▸ GIVEN TASK
Return the lines below that carry the word "MORA".

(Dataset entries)
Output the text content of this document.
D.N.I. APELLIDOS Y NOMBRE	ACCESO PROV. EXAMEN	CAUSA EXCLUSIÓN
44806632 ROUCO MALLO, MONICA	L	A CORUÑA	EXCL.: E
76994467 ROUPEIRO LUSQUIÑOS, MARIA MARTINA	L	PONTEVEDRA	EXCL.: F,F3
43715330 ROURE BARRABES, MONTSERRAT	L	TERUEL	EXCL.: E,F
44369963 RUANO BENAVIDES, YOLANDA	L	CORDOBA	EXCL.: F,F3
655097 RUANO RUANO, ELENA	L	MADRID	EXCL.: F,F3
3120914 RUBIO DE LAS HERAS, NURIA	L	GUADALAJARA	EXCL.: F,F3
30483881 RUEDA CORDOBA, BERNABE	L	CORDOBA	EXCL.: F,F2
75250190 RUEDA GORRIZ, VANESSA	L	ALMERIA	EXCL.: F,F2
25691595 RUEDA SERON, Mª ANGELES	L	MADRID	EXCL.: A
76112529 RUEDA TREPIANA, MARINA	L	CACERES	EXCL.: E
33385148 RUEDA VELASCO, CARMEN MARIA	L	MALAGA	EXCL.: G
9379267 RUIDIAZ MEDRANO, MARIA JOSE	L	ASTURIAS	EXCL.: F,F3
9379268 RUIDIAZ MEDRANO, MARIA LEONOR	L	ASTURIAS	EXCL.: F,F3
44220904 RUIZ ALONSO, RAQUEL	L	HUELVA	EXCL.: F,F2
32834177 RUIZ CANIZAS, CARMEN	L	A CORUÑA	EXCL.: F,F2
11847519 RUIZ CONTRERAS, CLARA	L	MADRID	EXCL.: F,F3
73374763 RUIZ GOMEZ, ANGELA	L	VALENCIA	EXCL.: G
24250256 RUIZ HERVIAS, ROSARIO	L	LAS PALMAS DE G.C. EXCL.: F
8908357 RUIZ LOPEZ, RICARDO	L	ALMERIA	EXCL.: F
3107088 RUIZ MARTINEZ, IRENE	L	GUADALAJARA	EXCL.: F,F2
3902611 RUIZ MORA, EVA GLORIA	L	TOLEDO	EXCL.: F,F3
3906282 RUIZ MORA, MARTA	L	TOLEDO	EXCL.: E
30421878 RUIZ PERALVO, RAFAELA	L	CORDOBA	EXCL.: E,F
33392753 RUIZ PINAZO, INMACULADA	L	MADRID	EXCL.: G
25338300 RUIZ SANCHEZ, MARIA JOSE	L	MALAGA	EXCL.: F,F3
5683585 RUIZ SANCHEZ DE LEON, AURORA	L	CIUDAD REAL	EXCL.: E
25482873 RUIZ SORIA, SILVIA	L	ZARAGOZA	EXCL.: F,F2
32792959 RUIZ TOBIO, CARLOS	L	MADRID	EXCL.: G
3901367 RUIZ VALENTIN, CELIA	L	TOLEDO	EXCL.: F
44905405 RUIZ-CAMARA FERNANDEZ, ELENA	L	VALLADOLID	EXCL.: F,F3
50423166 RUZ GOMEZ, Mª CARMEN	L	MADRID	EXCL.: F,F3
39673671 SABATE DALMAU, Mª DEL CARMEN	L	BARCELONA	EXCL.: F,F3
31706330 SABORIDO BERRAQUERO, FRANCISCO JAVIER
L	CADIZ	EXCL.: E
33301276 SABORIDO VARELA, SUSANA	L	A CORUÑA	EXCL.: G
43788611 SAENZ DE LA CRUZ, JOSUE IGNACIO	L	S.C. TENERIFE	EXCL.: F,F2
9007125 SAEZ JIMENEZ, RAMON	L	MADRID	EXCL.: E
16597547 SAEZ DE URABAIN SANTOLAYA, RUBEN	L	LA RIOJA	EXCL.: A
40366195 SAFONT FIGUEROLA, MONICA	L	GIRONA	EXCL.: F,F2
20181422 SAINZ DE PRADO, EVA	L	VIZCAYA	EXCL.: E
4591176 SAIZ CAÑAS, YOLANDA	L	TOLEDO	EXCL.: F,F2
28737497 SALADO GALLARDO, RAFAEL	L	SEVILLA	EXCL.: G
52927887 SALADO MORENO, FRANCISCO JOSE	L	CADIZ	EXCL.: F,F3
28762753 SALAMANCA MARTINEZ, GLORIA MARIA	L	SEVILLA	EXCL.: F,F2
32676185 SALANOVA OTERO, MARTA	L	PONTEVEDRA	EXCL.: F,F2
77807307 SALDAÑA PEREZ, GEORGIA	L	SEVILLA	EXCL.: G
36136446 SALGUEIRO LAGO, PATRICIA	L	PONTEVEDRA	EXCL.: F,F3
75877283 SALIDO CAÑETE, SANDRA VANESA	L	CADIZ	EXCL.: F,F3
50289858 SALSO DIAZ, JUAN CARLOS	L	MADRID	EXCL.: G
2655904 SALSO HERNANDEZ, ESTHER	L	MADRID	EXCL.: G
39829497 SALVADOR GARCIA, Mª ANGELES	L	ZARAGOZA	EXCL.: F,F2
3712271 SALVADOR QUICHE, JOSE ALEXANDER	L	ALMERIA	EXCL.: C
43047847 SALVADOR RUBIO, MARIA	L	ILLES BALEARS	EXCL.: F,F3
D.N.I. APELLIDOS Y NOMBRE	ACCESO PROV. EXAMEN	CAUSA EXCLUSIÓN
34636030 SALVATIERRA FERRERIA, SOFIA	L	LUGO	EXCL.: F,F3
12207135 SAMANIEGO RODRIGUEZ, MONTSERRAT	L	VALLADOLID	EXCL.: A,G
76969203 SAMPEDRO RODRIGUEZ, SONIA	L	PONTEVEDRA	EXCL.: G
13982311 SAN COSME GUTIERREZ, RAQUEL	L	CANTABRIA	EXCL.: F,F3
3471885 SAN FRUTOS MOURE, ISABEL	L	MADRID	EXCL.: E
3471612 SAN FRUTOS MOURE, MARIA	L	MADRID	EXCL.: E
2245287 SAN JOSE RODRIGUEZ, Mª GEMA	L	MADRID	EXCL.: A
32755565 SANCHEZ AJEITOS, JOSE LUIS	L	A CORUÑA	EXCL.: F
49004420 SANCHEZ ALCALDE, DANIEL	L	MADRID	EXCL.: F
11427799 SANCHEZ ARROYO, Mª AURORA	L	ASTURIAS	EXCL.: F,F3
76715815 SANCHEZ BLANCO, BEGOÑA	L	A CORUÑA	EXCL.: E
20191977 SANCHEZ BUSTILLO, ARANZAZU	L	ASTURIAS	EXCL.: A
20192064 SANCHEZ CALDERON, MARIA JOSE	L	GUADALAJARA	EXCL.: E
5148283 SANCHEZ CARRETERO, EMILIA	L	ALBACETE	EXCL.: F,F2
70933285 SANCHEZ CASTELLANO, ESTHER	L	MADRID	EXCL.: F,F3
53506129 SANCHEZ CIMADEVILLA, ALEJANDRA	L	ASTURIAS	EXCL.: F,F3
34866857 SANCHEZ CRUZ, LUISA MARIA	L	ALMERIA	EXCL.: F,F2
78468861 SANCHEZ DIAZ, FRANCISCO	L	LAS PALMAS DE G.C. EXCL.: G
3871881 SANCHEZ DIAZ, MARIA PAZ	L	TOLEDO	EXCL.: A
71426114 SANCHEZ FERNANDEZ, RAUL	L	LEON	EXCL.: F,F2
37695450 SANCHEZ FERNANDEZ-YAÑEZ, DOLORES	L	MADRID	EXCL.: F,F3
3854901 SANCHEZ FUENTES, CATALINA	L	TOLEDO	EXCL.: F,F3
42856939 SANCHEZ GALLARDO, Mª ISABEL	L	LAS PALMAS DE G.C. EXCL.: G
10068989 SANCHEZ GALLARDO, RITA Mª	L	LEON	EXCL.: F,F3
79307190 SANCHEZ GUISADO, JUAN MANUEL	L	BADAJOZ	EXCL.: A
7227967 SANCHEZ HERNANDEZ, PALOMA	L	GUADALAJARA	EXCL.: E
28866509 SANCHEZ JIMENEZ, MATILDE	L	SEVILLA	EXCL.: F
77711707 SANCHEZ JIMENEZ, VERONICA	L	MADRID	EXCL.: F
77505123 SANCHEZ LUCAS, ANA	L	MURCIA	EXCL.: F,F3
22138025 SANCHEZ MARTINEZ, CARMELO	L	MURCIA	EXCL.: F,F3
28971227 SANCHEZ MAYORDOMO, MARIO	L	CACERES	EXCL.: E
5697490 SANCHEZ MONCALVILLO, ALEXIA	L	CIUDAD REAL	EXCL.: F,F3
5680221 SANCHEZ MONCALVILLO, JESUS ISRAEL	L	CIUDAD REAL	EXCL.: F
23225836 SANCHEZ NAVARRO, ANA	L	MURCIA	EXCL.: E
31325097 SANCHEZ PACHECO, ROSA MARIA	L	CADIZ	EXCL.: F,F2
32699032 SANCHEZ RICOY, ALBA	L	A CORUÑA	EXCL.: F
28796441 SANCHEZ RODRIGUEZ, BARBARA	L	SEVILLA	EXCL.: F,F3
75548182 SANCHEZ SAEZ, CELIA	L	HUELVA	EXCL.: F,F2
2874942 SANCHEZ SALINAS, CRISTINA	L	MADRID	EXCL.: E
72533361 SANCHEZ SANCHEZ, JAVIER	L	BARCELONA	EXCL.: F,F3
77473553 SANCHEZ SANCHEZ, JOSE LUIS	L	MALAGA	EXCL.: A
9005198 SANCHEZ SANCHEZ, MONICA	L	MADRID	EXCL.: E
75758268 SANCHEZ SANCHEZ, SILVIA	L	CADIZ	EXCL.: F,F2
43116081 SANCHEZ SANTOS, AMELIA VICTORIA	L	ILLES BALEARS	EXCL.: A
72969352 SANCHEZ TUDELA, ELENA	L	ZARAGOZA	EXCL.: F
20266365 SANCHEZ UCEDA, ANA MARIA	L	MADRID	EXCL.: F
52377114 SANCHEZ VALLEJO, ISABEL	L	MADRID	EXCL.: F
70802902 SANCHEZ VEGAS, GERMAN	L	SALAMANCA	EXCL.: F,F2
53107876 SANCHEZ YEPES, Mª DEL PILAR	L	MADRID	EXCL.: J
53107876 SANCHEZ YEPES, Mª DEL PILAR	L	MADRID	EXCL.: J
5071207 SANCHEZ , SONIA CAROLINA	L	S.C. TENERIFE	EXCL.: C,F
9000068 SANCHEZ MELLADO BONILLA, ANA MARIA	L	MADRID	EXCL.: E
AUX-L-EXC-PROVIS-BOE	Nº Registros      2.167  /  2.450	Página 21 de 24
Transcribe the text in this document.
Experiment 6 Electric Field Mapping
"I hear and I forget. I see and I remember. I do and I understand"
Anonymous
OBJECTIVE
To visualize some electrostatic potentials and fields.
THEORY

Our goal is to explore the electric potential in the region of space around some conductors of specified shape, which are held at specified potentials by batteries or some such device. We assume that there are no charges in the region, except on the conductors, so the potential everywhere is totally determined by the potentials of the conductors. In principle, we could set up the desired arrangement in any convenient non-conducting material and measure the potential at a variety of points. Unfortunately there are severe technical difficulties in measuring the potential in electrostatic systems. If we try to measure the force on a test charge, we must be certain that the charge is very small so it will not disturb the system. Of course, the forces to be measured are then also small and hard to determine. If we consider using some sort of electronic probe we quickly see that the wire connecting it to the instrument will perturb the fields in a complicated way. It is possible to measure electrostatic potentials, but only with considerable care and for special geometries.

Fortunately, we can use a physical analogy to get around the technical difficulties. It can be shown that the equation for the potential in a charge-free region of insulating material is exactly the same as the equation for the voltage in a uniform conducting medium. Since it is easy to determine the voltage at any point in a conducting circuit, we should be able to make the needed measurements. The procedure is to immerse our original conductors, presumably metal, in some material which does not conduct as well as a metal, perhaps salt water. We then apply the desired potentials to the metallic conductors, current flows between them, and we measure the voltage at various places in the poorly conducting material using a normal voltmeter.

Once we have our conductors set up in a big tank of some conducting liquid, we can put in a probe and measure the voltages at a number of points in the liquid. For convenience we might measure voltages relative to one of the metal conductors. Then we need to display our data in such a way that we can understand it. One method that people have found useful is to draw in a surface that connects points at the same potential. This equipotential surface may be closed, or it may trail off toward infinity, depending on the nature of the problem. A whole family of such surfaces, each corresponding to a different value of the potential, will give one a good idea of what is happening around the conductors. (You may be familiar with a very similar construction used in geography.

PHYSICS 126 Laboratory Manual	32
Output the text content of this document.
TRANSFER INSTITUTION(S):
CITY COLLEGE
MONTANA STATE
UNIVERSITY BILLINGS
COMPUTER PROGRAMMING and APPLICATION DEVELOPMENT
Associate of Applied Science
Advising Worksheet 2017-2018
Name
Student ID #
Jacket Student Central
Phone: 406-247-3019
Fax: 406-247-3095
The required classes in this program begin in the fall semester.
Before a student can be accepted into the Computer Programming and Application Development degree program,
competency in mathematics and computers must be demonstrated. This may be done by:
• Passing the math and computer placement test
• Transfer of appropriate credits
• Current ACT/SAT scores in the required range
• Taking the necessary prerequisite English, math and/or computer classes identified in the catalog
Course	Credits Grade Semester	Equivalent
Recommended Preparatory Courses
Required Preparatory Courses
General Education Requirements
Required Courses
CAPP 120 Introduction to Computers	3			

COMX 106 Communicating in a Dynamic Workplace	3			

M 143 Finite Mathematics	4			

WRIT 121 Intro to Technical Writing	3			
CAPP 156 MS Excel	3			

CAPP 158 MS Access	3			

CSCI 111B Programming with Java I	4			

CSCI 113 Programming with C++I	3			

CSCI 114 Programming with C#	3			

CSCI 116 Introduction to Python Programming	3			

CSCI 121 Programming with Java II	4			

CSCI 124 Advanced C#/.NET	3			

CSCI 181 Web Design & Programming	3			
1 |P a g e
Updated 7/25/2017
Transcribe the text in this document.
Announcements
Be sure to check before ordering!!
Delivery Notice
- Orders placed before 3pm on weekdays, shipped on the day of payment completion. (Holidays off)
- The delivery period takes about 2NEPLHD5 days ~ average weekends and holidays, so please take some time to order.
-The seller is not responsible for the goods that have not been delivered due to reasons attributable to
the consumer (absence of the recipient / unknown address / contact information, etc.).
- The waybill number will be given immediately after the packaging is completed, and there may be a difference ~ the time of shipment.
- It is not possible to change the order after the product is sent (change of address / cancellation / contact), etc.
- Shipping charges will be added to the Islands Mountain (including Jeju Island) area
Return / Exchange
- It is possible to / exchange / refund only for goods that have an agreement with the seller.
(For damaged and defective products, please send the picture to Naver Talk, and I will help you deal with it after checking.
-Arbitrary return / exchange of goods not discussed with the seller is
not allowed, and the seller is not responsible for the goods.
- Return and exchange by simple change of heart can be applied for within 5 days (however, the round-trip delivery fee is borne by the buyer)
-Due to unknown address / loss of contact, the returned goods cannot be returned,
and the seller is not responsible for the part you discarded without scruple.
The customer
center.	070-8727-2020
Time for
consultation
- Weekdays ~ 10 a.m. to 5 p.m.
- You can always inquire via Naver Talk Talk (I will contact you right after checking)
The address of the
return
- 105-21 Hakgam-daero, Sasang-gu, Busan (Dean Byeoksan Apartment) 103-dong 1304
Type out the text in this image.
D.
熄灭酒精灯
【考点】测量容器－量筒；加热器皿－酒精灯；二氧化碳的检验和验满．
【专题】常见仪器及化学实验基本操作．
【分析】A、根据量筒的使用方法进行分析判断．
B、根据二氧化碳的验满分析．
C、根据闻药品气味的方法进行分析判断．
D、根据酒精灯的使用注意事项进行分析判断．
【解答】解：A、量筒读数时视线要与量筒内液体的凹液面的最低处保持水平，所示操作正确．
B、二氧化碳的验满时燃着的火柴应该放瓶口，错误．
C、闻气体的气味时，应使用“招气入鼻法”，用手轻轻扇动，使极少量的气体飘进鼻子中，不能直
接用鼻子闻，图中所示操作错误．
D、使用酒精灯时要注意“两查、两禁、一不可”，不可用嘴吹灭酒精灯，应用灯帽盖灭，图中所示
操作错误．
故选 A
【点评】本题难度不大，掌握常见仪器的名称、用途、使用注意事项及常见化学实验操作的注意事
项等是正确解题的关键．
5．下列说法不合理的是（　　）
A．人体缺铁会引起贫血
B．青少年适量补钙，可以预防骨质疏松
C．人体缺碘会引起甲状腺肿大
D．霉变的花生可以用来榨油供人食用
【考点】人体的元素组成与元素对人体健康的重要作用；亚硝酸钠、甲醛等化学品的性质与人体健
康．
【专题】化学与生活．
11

▸ SOLUTION TO THE EXERCISE
3902611 RUIZ MORA, EVA GLORIA	L	TOLEDO	EXCL.: F,F3
3906282 RUIZ MORA, MARTA	L	TOLEDO	EXCL.: E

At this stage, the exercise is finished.